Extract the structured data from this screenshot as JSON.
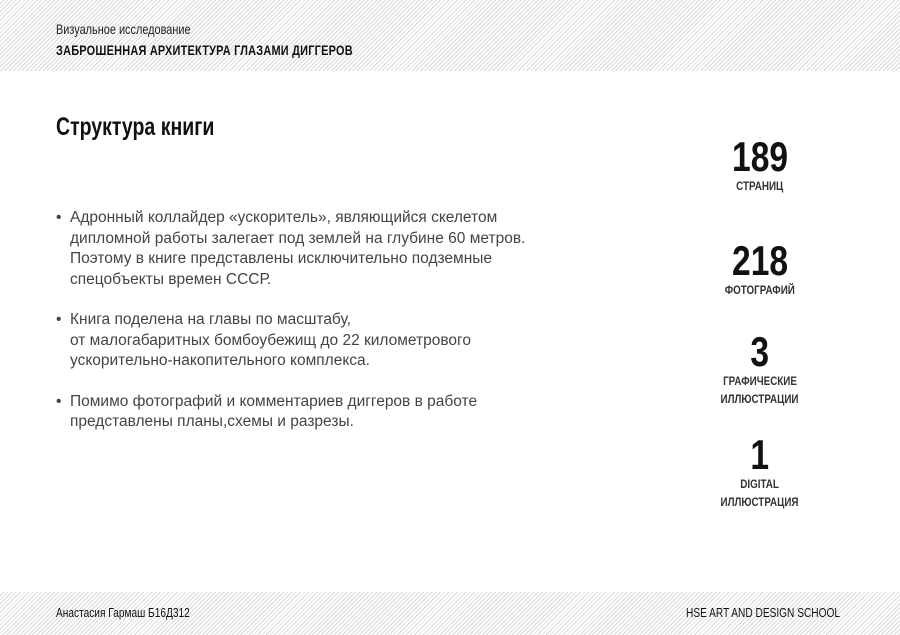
{
  "header": {
    "subtitle": "Визуальное исследование",
    "title": "ЗАБРОШЕННАЯ АРХИТЕКТУРА ГЛАЗАМИ ДИГГЕРОВ"
  },
  "main": {
    "heading": "Структура книги",
    "bullets": [
      [
        "Адронный коллайдер «ускоритель», являющийся скелетом",
        "дипломной работы залегает под землей на глубине 60 метров.",
        "Поэтому в книге представлены исключительно подземные",
        "спецобъекты времен СССР."
      ],
      [
        "Книга поделена на главы по масштабу,",
        "от малогабаритных бомбоубежищ до 22 километрового",
        "ускорительно-накопительного комплекса."
      ],
      [
        "Помимо фотографий и комментариев диггеров в работе",
        "представлены планы,схемы и разрезы."
      ]
    ]
  },
  "stats": [
    {
      "value": "189",
      "label": [
        "СТРАНИЦ"
      ]
    },
    {
      "value": "218",
      "label": [
        "ФОТОГРАФИЙ"
      ]
    },
    {
      "value": "3",
      "label": [
        "ГРАФИЧЕСКИЕ",
        "ИЛЛЮСТРАЦИИ"
      ]
    },
    {
      "value": "1",
      "label": [
        "DIGITAL",
        "ИЛЛЮСТРАЦИЯ"
      ]
    }
  ],
  "footer": {
    "author": "Анастасия Гармаш Б16Д312",
    "school": "HSE ART AND DESIGN SCHOOL"
  }
}
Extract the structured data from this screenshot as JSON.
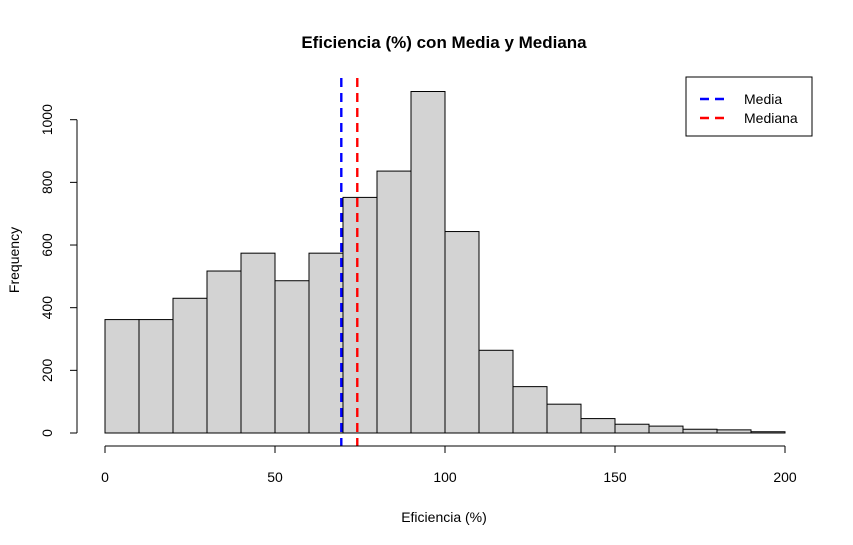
{
  "chart_data": {
    "type": "bar",
    "title": "Eficiencia (%) con Media y Mediana",
    "xlabel": "Eficiencia (%)",
    "ylabel": "Frequency",
    "xlim": [
      0,
      200
    ],
    "ylim": [
      0,
      1100
    ],
    "x_ticks": [
      0,
      50,
      100,
      150,
      200
    ],
    "y_ticks": [
      0,
      200,
      400,
      600,
      800,
      1000
    ],
    "bin_width": 10,
    "bins": [
      {
        "start": 0,
        "end": 10,
        "count": 362
      },
      {
        "start": 10,
        "end": 20,
        "count": 362
      },
      {
        "start": 20,
        "end": 30,
        "count": 430
      },
      {
        "start": 30,
        "end": 40,
        "count": 517
      },
      {
        "start": 40,
        "end": 50,
        "count": 574
      },
      {
        "start": 50,
        "end": 60,
        "count": 486
      },
      {
        "start": 60,
        "end": 70,
        "count": 574
      },
      {
        "start": 70,
        "end": 80,
        "count": 752
      },
      {
        "start": 80,
        "end": 90,
        "count": 836
      },
      {
        "start": 90,
        "end": 100,
        "count": 1090
      },
      {
        "start": 100,
        "end": 110,
        "count": 643
      },
      {
        "start": 110,
        "end": 120,
        "count": 264
      },
      {
        "start": 120,
        "end": 130,
        "count": 148
      },
      {
        "start": 130,
        "end": 140,
        "count": 92
      },
      {
        "start": 140,
        "end": 150,
        "count": 46
      },
      {
        "start": 150,
        "end": 160,
        "count": 28
      },
      {
        "start": 160,
        "end": 170,
        "count": 22
      },
      {
        "start": 170,
        "end": 180,
        "count": 12
      },
      {
        "start": 180,
        "end": 190,
        "count": 10
      },
      {
        "start": 190,
        "end": 200,
        "count": 4
      }
    ],
    "bar_fill": "#d3d3d3",
    "bar_stroke": "#000000",
    "reference_lines": [
      {
        "name": "Media",
        "x": 69.5,
        "color": "#0000ff",
        "style": "dashed"
      },
      {
        "name": "Mediana",
        "x": 74.2,
        "color": "#ff0000",
        "style": "dashed"
      }
    ],
    "legend": {
      "position": "top-right",
      "items": [
        {
          "label": "Media",
          "color": "#0000ff"
        },
        {
          "label": "Mediana",
          "color": "#ff0000"
        }
      ]
    },
    "grid": false
  }
}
....
** GIVEN TASK **
Leave out the pictures and give the listing above again exactly.

** ANSWER **
Extract the structured data from this screenshot as JSON.
{
  "header": {
    "subtitle": "Визуальное исследование",
    "title": "ЗАБРОШЕННАЯ АРХИТЕКТУРА ГЛАЗАМИ ДИГГЕРОВ"
  },
  "main": {
    "heading": "Структура книги",
    "bullets": [
      [
        "Адронный коллайдер «ускоритель», являющийся скелетом",
        "дипломной работы залегает под землей на глубине 60 метров.",
        "Поэтому в книге представлены исключительно подземные",
        "спецобъекты времен СССР."
      ],
      [
        "Книга поделена на главы по масштабу,",
        "от малогабаритных бомбоубежищ до 22 километрового",
        "ускорительно-накопительного комплекса."
      ],
      [
        "Помимо фотографий и комментариев диггеров в работе",
        "представлены планы,схемы и разрезы."
      ]
    ]
  },
  "stats": [
    {
      "value": "189",
      "label": [
        "СТРАНИЦ"
      ]
    },
    {
      "value": "218",
      "label": [
        "ФОТОГРАФИЙ"
      ]
    },
    {
      "value": "3",
      "label": [
        "ГРАФИЧЕСКИЕ",
        "ИЛЛЮСТРАЦИИ"
      ]
    },
    {
      "value": "1",
      "label": [
        "DIGITAL",
        "ИЛЛЮСТРАЦИЯ"
      ]
    }
  ],
  "footer": {
    "author": "Анастасия Гармаш Б16Д312",
    "school": "HSE ART AND DESIGN SCHOOL"
  }
}
Extract the structured data from this screenshot as JSON.
{
  "chart_data": {
    "type": "bar",
    "title": "Eficiencia (%) con Media y Mediana",
    "xlabel": "Eficiencia (%)",
    "ylabel": "Frequency",
    "xlim": [
      0,
      200
    ],
    "ylim": [
      0,
      1100
    ],
    "x_ticks": [
      0,
      50,
      100,
      150,
      200
    ],
    "y_ticks": [
      0,
      200,
      400,
      600,
      800,
      1000
    ],
    "bin_width": 10,
    "bins": [
      {
        "start": 0,
        "end": 10,
        "count": 362
      },
      {
        "start": 10,
        "end": 20,
        "count": 362
      },
      {
        "start": 20,
        "end": 30,
        "count": 430
      },
      {
        "start": 30,
        "end": 40,
        "count": 517
      },
      {
        "start": 40,
        "end": 50,
        "count": 574
      },
      {
        "start": 50,
        "end": 60,
        "count": 486
      },
      {
        "start": 60,
        "end": 70,
        "count": 574
      },
      {
        "start": 70,
        "end": 80,
        "count": 752
      },
      {
        "start": 80,
        "end": 90,
        "count": 836
      },
      {
        "start": 90,
        "end": 100,
        "count": 1090
      },
      {
        "start": 100,
        "end": 110,
        "count": 643
      },
      {
        "start": 110,
        "end": 120,
        "count": 264
      },
      {
        "start": 120,
        "end": 130,
        "count": 148
      },
      {
        "start": 130,
        "end": 140,
        "count": 92
      },
      {
        "start": 140,
        "end": 150,
        "count": 46
      },
      {
        "start": 150,
        "end": 160,
        "count": 28
      },
      {
        "start": 160,
        "end": 170,
        "count": 22
      },
      {
        "start": 170,
        "end": 180,
        "count": 12
      },
      {
        "start": 180,
        "end": 190,
        "count": 10
      },
      {
        "start": 190,
        "end": 200,
        "count": 4
      }
    ],
    "bar_fill": "#d3d3d3",
    "bar_stroke": "#000000",
    "reference_lines": [
      {
        "name": "Media",
        "x": 69.5,
        "color": "#0000ff",
        "style": "dashed"
      },
      {
        "name": "Mediana",
        "x": 74.2,
        "color": "#ff0000",
        "style": "dashed"
      }
    ],
    "legend": {
      "position": "top-right",
      "items": [
        {
          "label": "Media",
          "color": "#0000ff"
        },
        {
          "label": "Mediana",
          "color": "#ff0000"
        }
      ]
    },
    "grid": false
  }
}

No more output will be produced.